• [Given exercise] What follows is a block of records; restate each one word for word.

• [Data lines]
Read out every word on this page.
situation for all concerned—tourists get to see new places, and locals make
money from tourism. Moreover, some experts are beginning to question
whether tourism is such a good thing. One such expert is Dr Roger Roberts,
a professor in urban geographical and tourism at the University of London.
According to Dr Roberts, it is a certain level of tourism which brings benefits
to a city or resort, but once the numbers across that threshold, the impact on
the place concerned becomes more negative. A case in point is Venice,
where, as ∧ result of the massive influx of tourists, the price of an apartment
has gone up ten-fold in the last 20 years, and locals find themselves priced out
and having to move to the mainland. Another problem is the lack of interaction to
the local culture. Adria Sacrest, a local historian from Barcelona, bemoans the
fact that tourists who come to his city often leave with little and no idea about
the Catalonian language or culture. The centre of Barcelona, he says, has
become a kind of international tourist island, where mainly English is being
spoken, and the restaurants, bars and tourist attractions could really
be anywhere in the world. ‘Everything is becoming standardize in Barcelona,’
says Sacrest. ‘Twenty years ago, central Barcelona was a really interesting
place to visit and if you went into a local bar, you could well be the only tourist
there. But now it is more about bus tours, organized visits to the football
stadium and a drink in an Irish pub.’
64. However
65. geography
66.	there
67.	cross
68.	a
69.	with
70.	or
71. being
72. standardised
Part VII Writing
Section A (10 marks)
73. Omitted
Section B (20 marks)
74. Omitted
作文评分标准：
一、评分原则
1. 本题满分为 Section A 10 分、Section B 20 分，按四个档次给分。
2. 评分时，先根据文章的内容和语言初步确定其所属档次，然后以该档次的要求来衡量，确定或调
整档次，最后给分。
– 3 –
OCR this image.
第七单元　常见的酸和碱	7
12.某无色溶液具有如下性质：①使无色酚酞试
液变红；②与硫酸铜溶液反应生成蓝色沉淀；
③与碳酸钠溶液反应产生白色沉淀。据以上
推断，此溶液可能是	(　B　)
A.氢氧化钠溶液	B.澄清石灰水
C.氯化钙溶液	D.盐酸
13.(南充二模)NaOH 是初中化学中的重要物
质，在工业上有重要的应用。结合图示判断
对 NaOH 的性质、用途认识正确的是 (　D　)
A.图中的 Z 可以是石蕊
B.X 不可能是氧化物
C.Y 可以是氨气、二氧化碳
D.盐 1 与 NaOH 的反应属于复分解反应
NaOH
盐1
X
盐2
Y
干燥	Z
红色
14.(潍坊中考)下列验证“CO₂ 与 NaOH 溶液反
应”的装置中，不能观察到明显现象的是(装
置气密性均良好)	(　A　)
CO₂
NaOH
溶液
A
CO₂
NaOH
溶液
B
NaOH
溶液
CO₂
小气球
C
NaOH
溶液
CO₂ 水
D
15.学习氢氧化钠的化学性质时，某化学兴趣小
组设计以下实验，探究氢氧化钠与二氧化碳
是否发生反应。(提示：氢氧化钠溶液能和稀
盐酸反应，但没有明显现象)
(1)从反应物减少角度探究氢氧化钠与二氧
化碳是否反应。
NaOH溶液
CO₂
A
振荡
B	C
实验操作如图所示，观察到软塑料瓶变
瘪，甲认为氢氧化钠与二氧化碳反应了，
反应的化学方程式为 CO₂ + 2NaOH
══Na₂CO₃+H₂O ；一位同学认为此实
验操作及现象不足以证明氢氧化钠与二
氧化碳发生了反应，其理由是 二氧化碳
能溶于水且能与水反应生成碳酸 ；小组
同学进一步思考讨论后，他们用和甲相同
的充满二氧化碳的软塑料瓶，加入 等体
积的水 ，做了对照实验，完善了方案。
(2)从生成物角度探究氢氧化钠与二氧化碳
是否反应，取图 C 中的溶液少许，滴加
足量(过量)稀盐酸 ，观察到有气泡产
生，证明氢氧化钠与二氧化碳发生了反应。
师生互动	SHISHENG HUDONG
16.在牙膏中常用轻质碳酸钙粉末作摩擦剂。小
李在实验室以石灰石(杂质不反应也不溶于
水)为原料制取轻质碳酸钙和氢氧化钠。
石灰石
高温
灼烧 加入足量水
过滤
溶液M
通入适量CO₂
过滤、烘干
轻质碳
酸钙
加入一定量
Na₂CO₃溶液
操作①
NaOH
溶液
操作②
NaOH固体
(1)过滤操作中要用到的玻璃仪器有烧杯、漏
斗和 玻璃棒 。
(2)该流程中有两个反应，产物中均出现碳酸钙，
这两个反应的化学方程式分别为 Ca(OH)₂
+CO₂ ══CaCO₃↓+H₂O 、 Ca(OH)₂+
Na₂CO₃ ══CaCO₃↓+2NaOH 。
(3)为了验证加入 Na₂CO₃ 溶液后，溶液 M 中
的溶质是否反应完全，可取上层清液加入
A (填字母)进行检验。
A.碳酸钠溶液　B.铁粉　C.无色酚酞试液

• [Exercise solution]
Read out every word on this page.
situation for all concerned—tourists get to see new places, and locals make
money from tourism. Moreover, some experts are beginning to question
whether tourism is such a good thing. One such expert is Dr Roger Roberts,
a professor in urban geographical and tourism at the University of London.
According to Dr Roberts, it is a certain level of tourism which brings benefits
to a city or resort, but once the numbers across that threshold, the impact on
the place concerned becomes more negative. A case in point is Venice,
where, as ∧ result of the massive influx of tourists, the price of an apartment
has gone up ten-fold in the last 20 years, and locals find themselves priced out
and having to move to the mainland. Another problem is the lack of interaction to
the local culture. Adria Sacrest, a local historian from Barcelona, bemoans the
fact that tourists who come to his city often leave with little and no idea about
the Catalonian language or culture. The centre of Barcelona, he says, has
become a kind of international tourist island, where mainly English is being
spoken, and the restaurants, bars and tourist attractions could really
be anywhere in the world. ‘Everything is becoming standardize in Barcelona,’
says Sacrest. ‘Twenty years ago, central Barcelona was a really interesting
place to visit and if you went into a local bar, you could well be the only tourist
there. But now it is more about bus tours, organized visits to the football
stadium and a drink in an Irish pub.’
64. However
65. geography
66.	there
67.	cross
68.	a
69.	with
70.	or
71. being
72. standardised
Part VII Writing
Section A (10 marks)
73. Omitted
Section B (20 marks)
74. Omitted
作文评分标准：
一、评分原则
1. 本题满分为 Section A 10 分、Section B 20 分，按四个档次给分。
2. 评分时，先根据文章的内容和语言初步确定其所属档次，然后以该档次的要求来衡量，确定或调
整档次，最后给分。
– 3 –
OCR this image.
第七单元　常见的酸和碱	7
12.某无色溶液具有如下性质：①使无色酚酞试
液变红；②与硫酸铜溶液反应生成蓝色沉淀；
③与碳酸钠溶液反应产生白色沉淀。据以上
推断，此溶液可能是	(　B　)
A.氢氧化钠溶液	B.澄清石灰水
C.氯化钙溶液	D.盐酸
13.(南充二模)NaOH 是初中化学中的重要物
质，在工业上有重要的应用。结合图示判断
对 NaOH 的性质、用途认识正确的是 (　D　)
A.图中的 Z 可以是石蕊
B.X 不可能是氧化物
C.Y 可以是氨气、二氧化碳
D.盐 1 与 NaOH 的反应属于复分解反应
NaOH
盐1
X
盐2
Y
干燥	Z
红色
14.(潍坊中考)下列验证“CO₂ 与 NaOH 溶液反
应”的装置中，不能观察到明显现象的是(装
置气密性均良好)	(　A　)
CO₂
NaOH
溶液
A
CO₂
NaOH
溶液
B
NaOH
溶液
CO₂
小气球
C
NaOH
溶液
CO₂ 水
D
15.学习氢氧化钠的化学性质时，某化学兴趣小
组设计以下实验，探究氢氧化钠与二氧化碳
是否发生反应。(提示：氢氧化钠溶液能和稀
盐酸反应，但没有明显现象)
(1)从反应物减少角度探究氢氧化钠与二氧
化碳是否反应。
NaOH溶液
CO₂
A
振荡
B	C
实验操作如图所示，观察到软塑料瓶变
瘪，甲认为氢氧化钠与二氧化碳反应了，
反应的化学方程式为 CO₂ + 2NaOH
══Na₂CO₃+H₂O ；一位同学认为此实
验操作及现象不足以证明氢氧化钠与二
氧化碳发生了反应，其理由是 二氧化碳
能溶于水且能与水反应生成碳酸 ；小组
同学进一步思考讨论后，他们用和甲相同
的充满二氧化碳的软塑料瓶，加入 等体
积的水 ，做了对照实验，完善了方案。
(2)从生成物角度探究氢氧化钠与二氧化碳
是否反应，取图 C 中的溶液少许，滴加
足量(过量)稀盐酸 ，观察到有气泡产
生，证明氢氧化钠与二氧化碳发生了反应。
师生互动	SHISHENG HUDONG
16.在牙膏中常用轻质碳酸钙粉末作摩擦剂。小
李在实验室以石灰石(杂质不反应也不溶于
水)为原料制取轻质碳酸钙和氢氧化钠。
石灰石
高温
灼烧 加入足量水
过滤
溶液M
通入适量CO₂
过滤、烘干
轻质碳
酸钙
加入一定量
Na₂CO₃溶液
操作①
NaOH
溶液
操作②
NaOH固体
(1)过滤操作中要用到的玻璃仪器有烧杯、漏
斗和 玻璃棒 。
(2)该流程中有两个反应，产物中均出现碳酸钙，
这两个反应的化学方程式分别为 Ca(OH)₂
+CO₂ ══CaCO₃↓+H₂O 、 Ca(OH)₂+
Na₂CO₃ ══CaCO₃↓+2NaOH 。
(3)为了验证加入 Na₂CO₃ 溶液后，溶液 M 中
的溶质是否反应完全，可取上层清液加入
A (填字母)进行检验。
A.碳酸钠溶液　B.铁粉　C.无色酚酞试液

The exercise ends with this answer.